• [CHALLENGE]:
From the listing below, extract every line in which the word "funkcie" appears.

• [RECORDS TO PROCESS]:
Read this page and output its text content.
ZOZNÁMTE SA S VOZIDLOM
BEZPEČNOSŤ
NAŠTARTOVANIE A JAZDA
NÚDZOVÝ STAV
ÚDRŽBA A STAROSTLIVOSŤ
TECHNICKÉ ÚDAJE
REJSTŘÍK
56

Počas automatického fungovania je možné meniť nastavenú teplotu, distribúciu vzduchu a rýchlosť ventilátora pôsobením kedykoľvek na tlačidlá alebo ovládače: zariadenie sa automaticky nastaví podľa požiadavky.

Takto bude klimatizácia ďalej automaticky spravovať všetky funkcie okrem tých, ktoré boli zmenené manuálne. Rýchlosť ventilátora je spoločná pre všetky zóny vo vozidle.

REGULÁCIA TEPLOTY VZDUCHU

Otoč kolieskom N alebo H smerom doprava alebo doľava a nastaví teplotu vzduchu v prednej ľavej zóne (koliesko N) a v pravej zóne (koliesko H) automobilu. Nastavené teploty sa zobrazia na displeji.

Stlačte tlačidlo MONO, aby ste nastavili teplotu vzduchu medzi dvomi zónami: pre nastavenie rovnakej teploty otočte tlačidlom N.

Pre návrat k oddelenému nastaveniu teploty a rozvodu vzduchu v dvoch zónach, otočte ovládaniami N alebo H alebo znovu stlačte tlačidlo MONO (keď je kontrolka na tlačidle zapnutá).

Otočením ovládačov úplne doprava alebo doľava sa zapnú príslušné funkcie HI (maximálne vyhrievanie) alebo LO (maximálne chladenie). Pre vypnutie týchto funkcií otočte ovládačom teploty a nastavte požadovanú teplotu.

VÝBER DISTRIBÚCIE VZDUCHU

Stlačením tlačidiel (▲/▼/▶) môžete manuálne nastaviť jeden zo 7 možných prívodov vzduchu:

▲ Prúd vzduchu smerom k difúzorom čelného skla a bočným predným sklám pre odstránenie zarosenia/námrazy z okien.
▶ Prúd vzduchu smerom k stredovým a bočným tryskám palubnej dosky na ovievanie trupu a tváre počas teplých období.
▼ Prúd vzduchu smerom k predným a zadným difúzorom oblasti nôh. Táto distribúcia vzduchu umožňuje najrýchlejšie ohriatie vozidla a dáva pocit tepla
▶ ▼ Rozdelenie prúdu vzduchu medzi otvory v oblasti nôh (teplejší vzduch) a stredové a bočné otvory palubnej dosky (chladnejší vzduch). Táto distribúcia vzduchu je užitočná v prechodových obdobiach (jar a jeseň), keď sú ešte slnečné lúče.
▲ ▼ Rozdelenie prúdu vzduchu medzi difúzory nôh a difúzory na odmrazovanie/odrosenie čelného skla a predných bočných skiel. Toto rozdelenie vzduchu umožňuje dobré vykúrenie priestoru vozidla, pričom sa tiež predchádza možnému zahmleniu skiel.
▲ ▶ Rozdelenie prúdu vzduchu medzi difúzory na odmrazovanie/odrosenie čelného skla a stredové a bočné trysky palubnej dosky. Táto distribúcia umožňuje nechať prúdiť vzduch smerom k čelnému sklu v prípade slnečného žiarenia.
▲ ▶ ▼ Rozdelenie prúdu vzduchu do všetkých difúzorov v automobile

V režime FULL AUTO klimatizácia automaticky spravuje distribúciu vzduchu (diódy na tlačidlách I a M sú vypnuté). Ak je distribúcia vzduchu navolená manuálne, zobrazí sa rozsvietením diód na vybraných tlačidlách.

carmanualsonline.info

• [EXERCISE OUTPUT]:
Takto bude klimatizácia ďalej automaticky spravovať všetky funkcie okrem tých, ktoré boli zmenené manuálne. Rýchlosť ventilátora je spoločná pre všetky zóny vo vozidle.
Otočením ovládačov úplne doprava alebo doľava sa zapnú príslušné funkcie HI (maximálne vyhrievanie) alebo LO (maximálne chladenie). Pre vypnutie týchto funkcií otočte ovládačom teploty a nastavte požadovanú teplotu.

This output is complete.